§ INPUT ROWS:
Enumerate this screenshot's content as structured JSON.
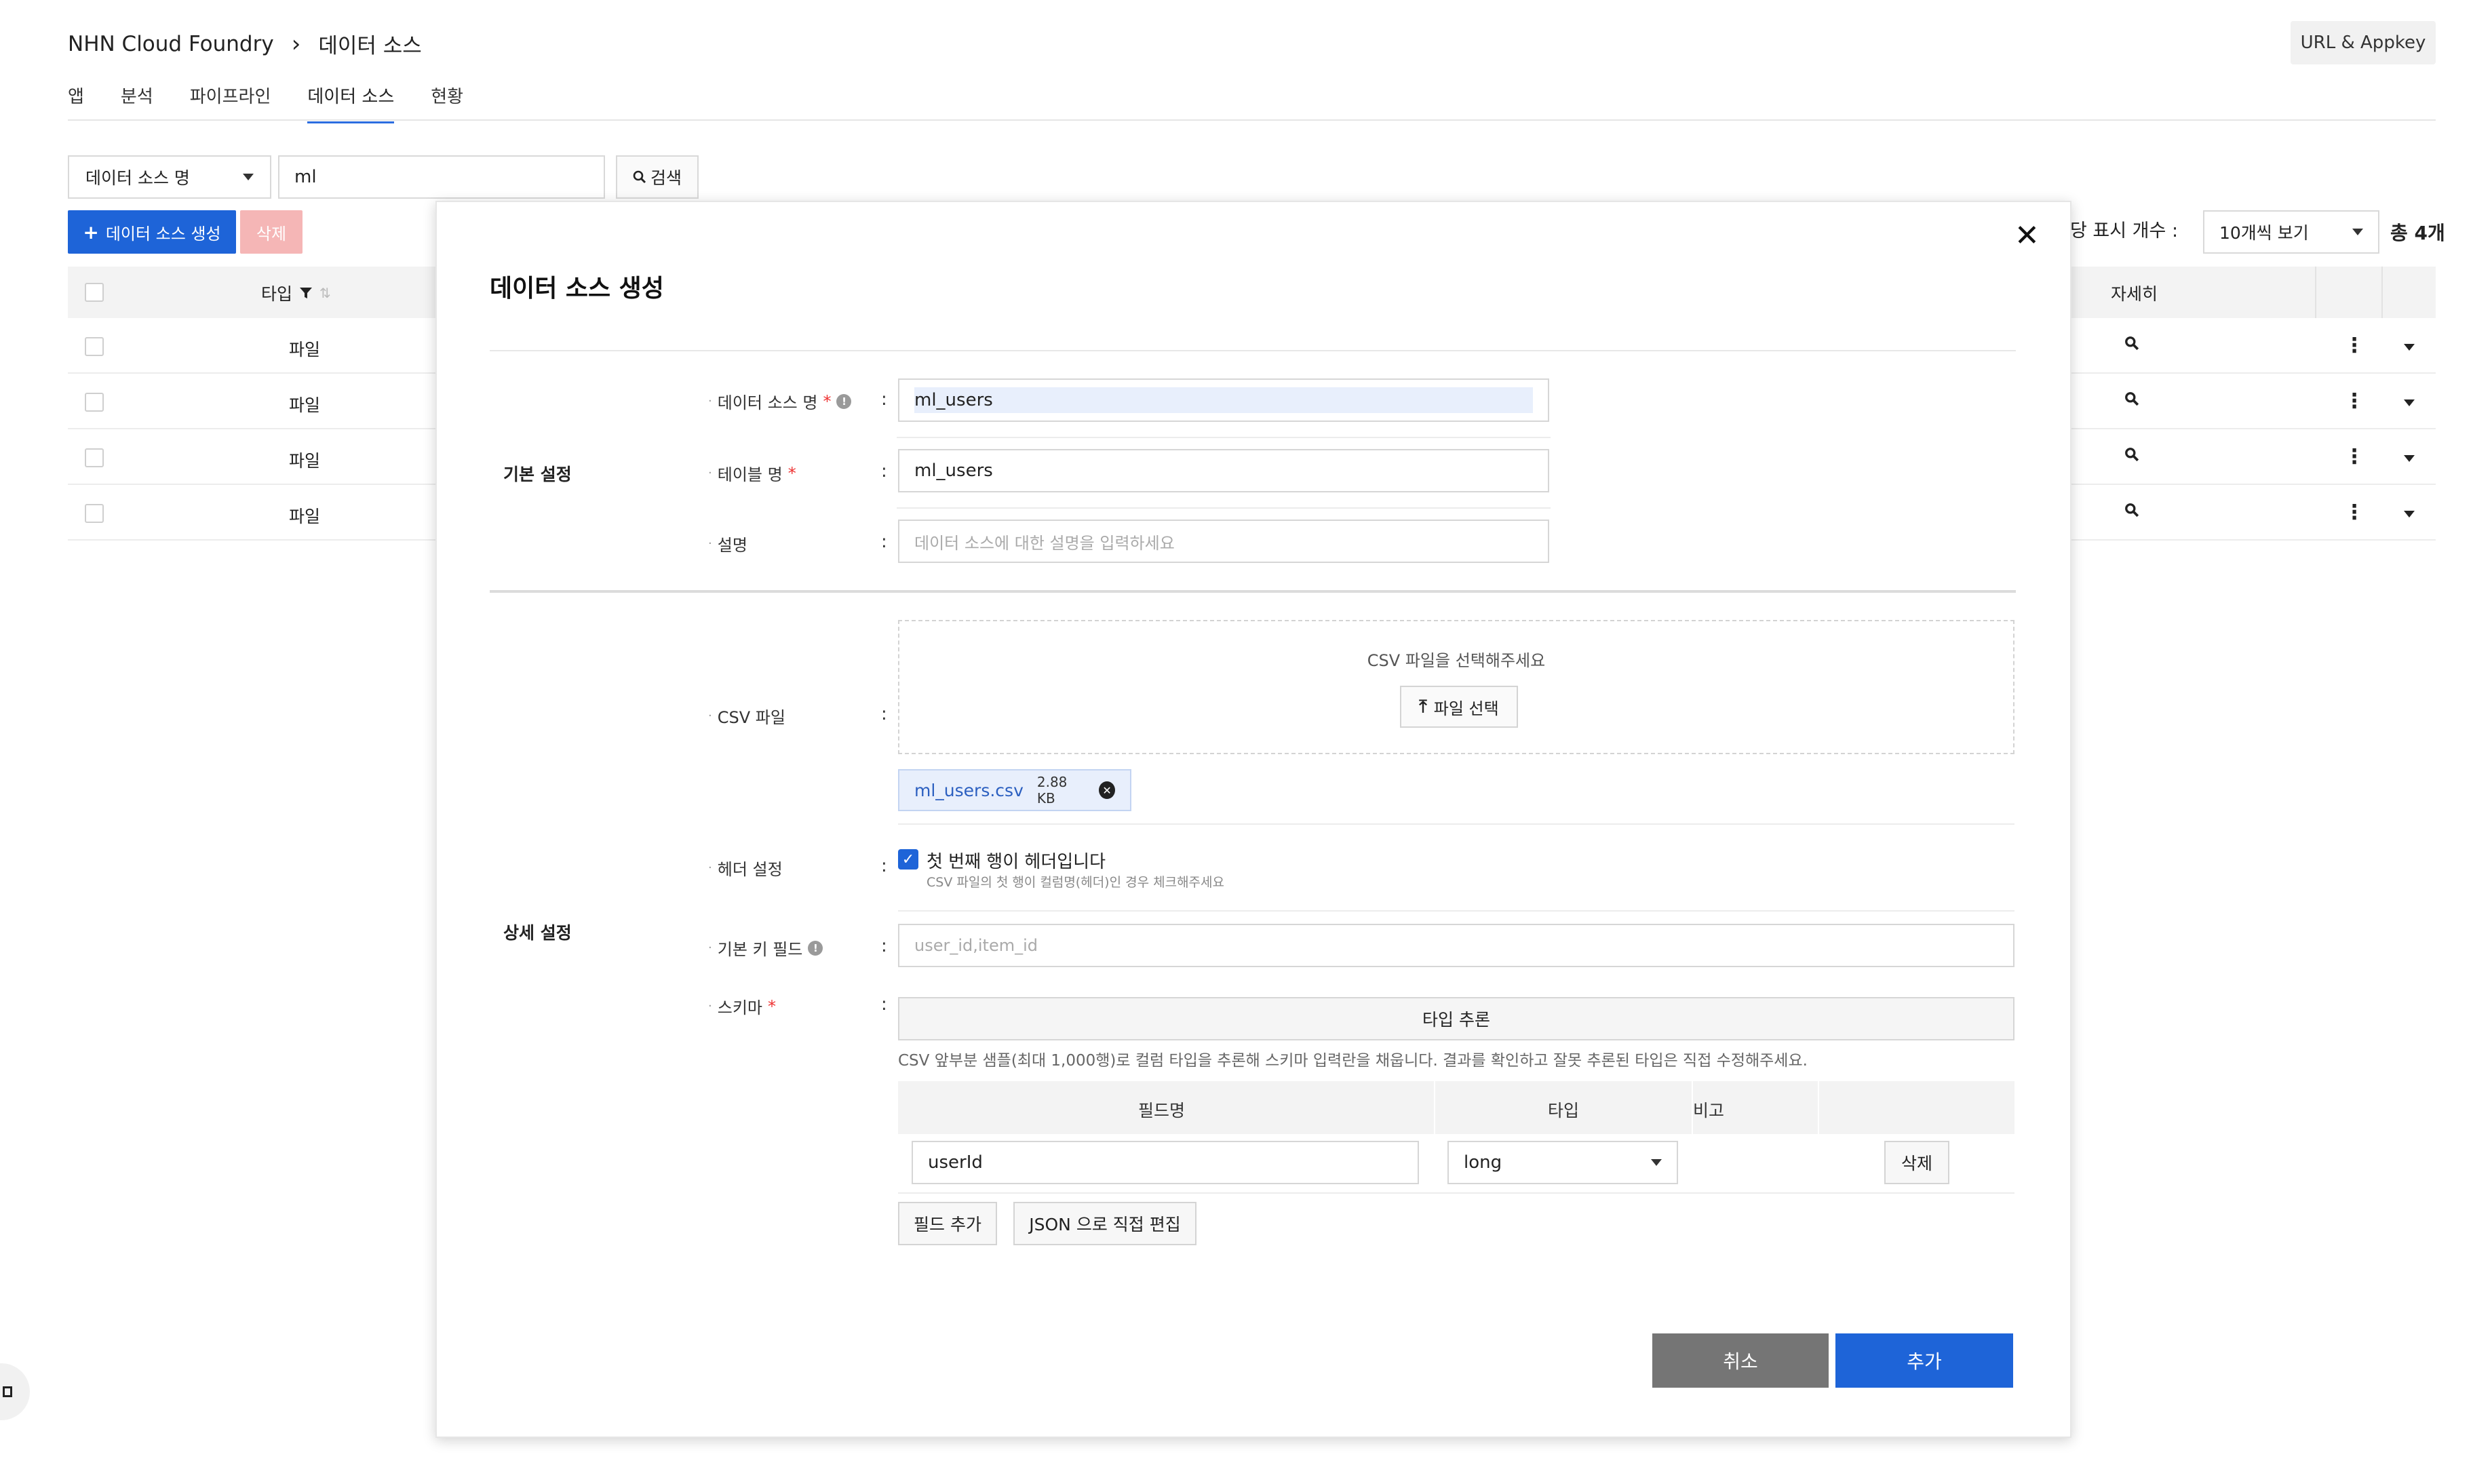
{
  "header": {
    "breadcrumb_root": "NHN Cloud Foundry",
    "breadcrumb_sep": "›",
    "breadcrumb_current": "데이터 소스",
    "url_appkey": "URL & Appkey",
    "tabs": [
      "앱",
      "분석",
      "파이프라인",
      "데이터 소스",
      "현황"
    ],
    "active_tab": "데이터 소스"
  },
  "search": {
    "field_select": "데이터 소스 명",
    "query": "ml",
    "search_label": "검색"
  },
  "toolbar": {
    "create_label": "데이터 소스 생성",
    "delete_label": "삭제",
    "per_page_label": "당 표시 개수 :",
    "per_page_value": "10개씩 보기",
    "total": "총 4개"
  },
  "table": {
    "col_type": "타입",
    "col_detail": "자세히",
    "rows": [
      {
        "type": "파일"
      },
      {
        "type": "파일"
      },
      {
        "type": "파일"
      },
      {
        "type": "파일"
      }
    ]
  },
  "modal": {
    "title": "데이터 소스 생성",
    "basic_section": "기본 설정",
    "detail_section": "상세 설정",
    "fields": {
      "datasource_name_label": "데이터 소스 명",
      "datasource_name_value": "ml_users",
      "table_name_label": "테이블 명",
      "table_name_value": "ml_users",
      "description_label": "설명",
      "description_placeholder": "데이터 소스에 대한 설명을 입력하세요",
      "csv_label": "CSV 파일",
      "csv_prompt": "CSV 파일을 선택해주세요",
      "file_select_label": "파일 선택",
      "uploaded_file_name": "ml_users.csv",
      "uploaded_file_size": "2.88 KB",
      "header_label": "헤더 설정",
      "header_checkbox_label": "첫 번째 행이 헤더입니다",
      "header_hint": "CSV 파일의 첫 행이 컬럼명(헤더)인 경우 체크해주세요",
      "pk_label": "기본 키 필드",
      "pk_placeholder": "user_id,item_id",
      "schema_label": "스키마",
      "infer_label": "타입 추론",
      "infer_note": "CSV 앞부분 샘플(최대 1,000행)로 컬럼 타입을 추론해 스키마 입력란을 채웁니다. 결과를 확인하고 잘못 추론된 타입은 직접 수정해주세요."
    },
    "schema": {
      "col_field": "필드명",
      "col_type": "타입",
      "col_note": "비고",
      "rows": [
        {
          "field": "userId",
          "type": "long",
          "delete_label": "삭제"
        }
      ],
      "add_field_label": "필드 추가",
      "json_edit_label": "JSON 으로 직접 편집"
    },
    "cancel_label": "취소",
    "add_label": "추가"
  },
  "colors": {
    "primary": "#1e64d8",
    "danger_light": "#f5b6b6",
    "required": "#ee3333",
    "cancel": "#757575"
  }
}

§ INSTRUCTIONS FOR THE TASK:
In your copy, leave out the pictures and reproduce the material above exactly.

§ RESULT FOR THIS EXERCISE:
Enumerate this screenshot's content as structured JSON.
{
  "header": {
    "breadcrumb_root": "NHN Cloud Foundry",
    "breadcrumb_sep": "›",
    "breadcrumb_current": "데이터 소스",
    "url_appkey": "URL & Appkey",
    "tabs": [
      "앱",
      "분석",
      "파이프라인",
      "데이터 소스",
      "현황"
    ],
    "active_tab": "데이터 소스"
  },
  "search": {
    "field_select": "데이터 소스 명",
    "query": "ml",
    "search_label": "검색"
  },
  "toolbar": {
    "create_label": "데이터 소스 생성",
    "delete_label": "삭제",
    "per_page_label": "당 표시 개수 :",
    "per_page_value": "10개씩 보기",
    "total": "총 4개"
  },
  "table": {
    "col_type": "타입",
    "col_detail": "자세히",
    "rows": [
      {
        "type": "파일"
      },
      {
        "type": "파일"
      },
      {
        "type": "파일"
      },
      {
        "type": "파일"
      }
    ]
  },
  "modal": {
    "title": "데이터 소스 생성",
    "basic_section": "기본 설정",
    "detail_section": "상세 설정",
    "fields": {
      "datasource_name_label": "데이터 소스 명",
      "datasource_name_value": "ml_users",
      "table_name_label": "테이블 명",
      "table_name_value": "ml_users",
      "description_label": "설명",
      "description_placeholder": "데이터 소스에 대한 설명을 입력하세요",
      "csv_label": "CSV 파일",
      "csv_prompt": "CSV 파일을 선택해주세요",
      "file_select_label": "파일 선택",
      "uploaded_file_name": "ml_users.csv",
      "uploaded_file_size": "2.88 KB",
      "header_label": "헤더 설정",
      "header_checkbox_label": "첫 번째 행이 헤더입니다",
      "header_hint": "CSV 파일의 첫 행이 컬럼명(헤더)인 경우 체크해주세요",
      "pk_label": "기본 키 필드",
      "pk_placeholder": "user_id,item_id",
      "schema_label": "스키마",
      "infer_label": "타입 추론",
      "infer_note": "CSV 앞부분 샘플(최대 1,000행)로 컬럼 타입을 추론해 스키마 입력란을 채웁니다. 결과를 확인하고 잘못 추론된 타입은 직접 수정해주세요."
    },
    "schema": {
      "col_field": "필드명",
      "col_type": "타입",
      "col_note": "비고",
      "rows": [
        {
          "field": "userId",
          "type": "long",
          "delete_label": "삭제"
        }
      ],
      "add_field_label": "필드 추가",
      "json_edit_label": "JSON 으로 직접 편집"
    },
    "cancel_label": "취소",
    "add_label": "추가"
  },
  "colors": {
    "primary": "#1e64d8",
    "danger_light": "#f5b6b6",
    "required": "#ee3333",
    "cancel": "#757575"
  }
}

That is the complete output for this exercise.